→ **Written task**
Write the material out again, line by line, exactly as it is.
- - -
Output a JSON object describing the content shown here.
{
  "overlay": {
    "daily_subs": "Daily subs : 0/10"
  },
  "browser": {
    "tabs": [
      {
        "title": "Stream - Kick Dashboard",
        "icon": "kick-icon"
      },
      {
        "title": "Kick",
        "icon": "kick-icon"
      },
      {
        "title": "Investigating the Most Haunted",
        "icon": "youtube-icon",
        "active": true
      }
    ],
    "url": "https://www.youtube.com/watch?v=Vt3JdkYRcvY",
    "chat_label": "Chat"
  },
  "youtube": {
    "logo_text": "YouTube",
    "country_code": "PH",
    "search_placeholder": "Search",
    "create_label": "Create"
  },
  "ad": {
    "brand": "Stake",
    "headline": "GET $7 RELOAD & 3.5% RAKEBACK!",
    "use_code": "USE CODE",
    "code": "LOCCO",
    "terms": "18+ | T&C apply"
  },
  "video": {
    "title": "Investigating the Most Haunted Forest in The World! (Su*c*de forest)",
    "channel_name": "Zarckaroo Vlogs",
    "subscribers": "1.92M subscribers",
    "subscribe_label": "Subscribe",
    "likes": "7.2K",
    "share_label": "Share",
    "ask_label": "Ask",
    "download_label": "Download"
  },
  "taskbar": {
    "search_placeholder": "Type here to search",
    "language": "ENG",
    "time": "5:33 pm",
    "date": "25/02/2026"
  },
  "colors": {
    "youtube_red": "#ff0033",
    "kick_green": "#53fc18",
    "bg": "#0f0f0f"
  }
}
- - -
→ **The answer**
Output a JSON object describing the content shown here.
{
  "overlay": {
    "daily_subs": "Daily subs : 0/10"
  },
  "browser": {
    "tabs": [
      {
        "title": "Stream - Kick Dashboard",
        "icon": "kick-icon"
      },
      {
        "title": "Kick",
        "icon": "kick-icon"
      },
      {
        "title": "Investigating the Most Haunted",
        "icon": "youtube-icon",
        "active": true
      }
    ],
    "url": "https://www.youtube.com/watch?v=Vt3JdkYRcvY",
    "chat_label": "Chat"
  },
  "youtube": {
    "logo_text": "YouTube",
    "country_code": "PH",
    "search_placeholder": "Search",
    "create_label": "Create"
  },
  "ad": {
    "brand": "Stake",
    "headline": "GET $7 RELOAD & 3.5% RAKEBACK!",
    "use_code": "USE CODE",
    "code": "LOCCO",
    "terms": "18+ | T&C apply"
  },
  "video": {
    "title": "Investigating the Most Haunted Forest in The World! (Su*c*de forest)",
    "channel_name": "Zarckaroo Vlogs",
    "subscribers": "1.92M subscribers",
    "subscribe_label": "Subscribe",
    "likes": "7.2K",
    "share_label": "Share",
    "ask_label": "Ask",
    "download_label": "Download"
  },
  "taskbar": {
    "search_placeholder": "Type here to search",
    "language": "ENG",
    "time": "5:33 pm",
    "date": "25/02/2026"
  },
  "colors": {
    "youtube_red": "#ff0033",
    "kick_green": "#53fc18",
    "bg": "#0f0f0f"
  }
}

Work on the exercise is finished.